** Start of Entries **
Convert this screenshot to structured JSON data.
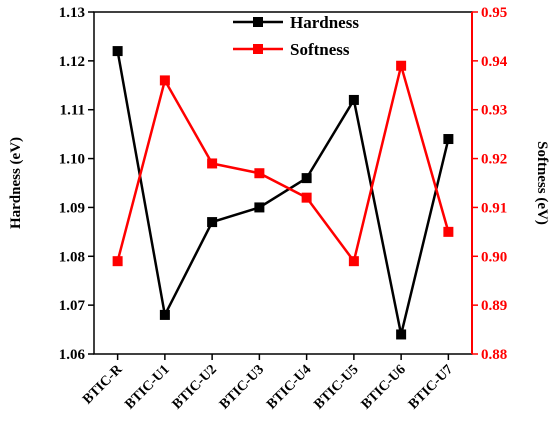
{
  "chart_data": {
    "type": "line",
    "categories": [
      "BTIC-R",
      "BTIC-U1",
      "BTIC-U2",
      "BTIC-U3",
      "BTIC-U4",
      "BTIC-U5",
      "BTIC-U6",
      "BTIC-U7"
    ],
    "series": [
      {
        "name": "Hardness",
        "axis": "left",
        "color": "#000000",
        "marker": "square",
        "values": [
          1.122,
          1.068,
          1.087,
          1.09,
          1.096,
          1.112,
          1.064,
          1.104
        ]
      },
      {
        "name": "Softness",
        "axis": "right",
        "color": "#ff0000",
        "marker": "square",
        "values": [
          0.899,
          0.936,
          0.919,
          0.917,
          0.912,
          0.899,
          0.939,
          0.905
        ]
      }
    ],
    "ylabel": "Hardness (eV)",
    "ylabel_right": "Softness (eV)",
    "ylim": [
      1.06,
      1.13
    ],
    "ylim_right": [
      0.88,
      0.95
    ],
    "yticks": [
      "1.06",
      "1.07",
      "1.08",
      "1.09",
      "1.10",
      "1.11",
      "1.12",
      "1.13"
    ],
    "yticks_right": [
      "0.88",
      "0.89",
      "0.90",
      "0.91",
      "0.92",
      "0.93",
      "0.94",
      "0.95"
    ],
    "legend_position": "top-center",
    "grid": false
  }
}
** End of Entries **
◆ Required task ◆
Write out the listing word for word, omitting the pictures it holds.

◆ Solved exercise ◆
Convert this screenshot to structured JSON data.
{
  "chart_data": {
    "type": "line",
    "categories": [
      "BTIC-R",
      "BTIC-U1",
      "BTIC-U2",
      "BTIC-U3",
      "BTIC-U4",
      "BTIC-U5",
      "BTIC-U6",
      "BTIC-U7"
    ],
    "series": [
      {
        "name": "Hardness",
        "axis": "left",
        "color": "#000000",
        "marker": "square",
        "values": [
          1.122,
          1.068,
          1.087,
          1.09,
          1.096,
          1.112,
          1.064,
          1.104
        ]
      },
      {
        "name": "Softness",
        "axis": "right",
        "color": "#ff0000",
        "marker": "square",
        "values": [
          0.899,
          0.936,
          0.919,
          0.917,
          0.912,
          0.899,
          0.939,
          0.905
        ]
      }
    ],
    "ylabel": "Hardness (eV)",
    "ylabel_right": "Softness (eV)",
    "ylim": [
      1.06,
      1.13
    ],
    "ylim_right": [
      0.88,
      0.95
    ],
    "yticks": [
      "1.06",
      "1.07",
      "1.08",
      "1.09",
      "1.10",
      "1.11",
      "1.12",
      "1.13"
    ],
    "yticks_right": [
      "0.88",
      "0.89",
      "0.90",
      "0.91",
      "0.92",
      "0.93",
      "0.94",
      "0.95"
    ],
    "legend_position": "top-center",
    "grid": false
  }
}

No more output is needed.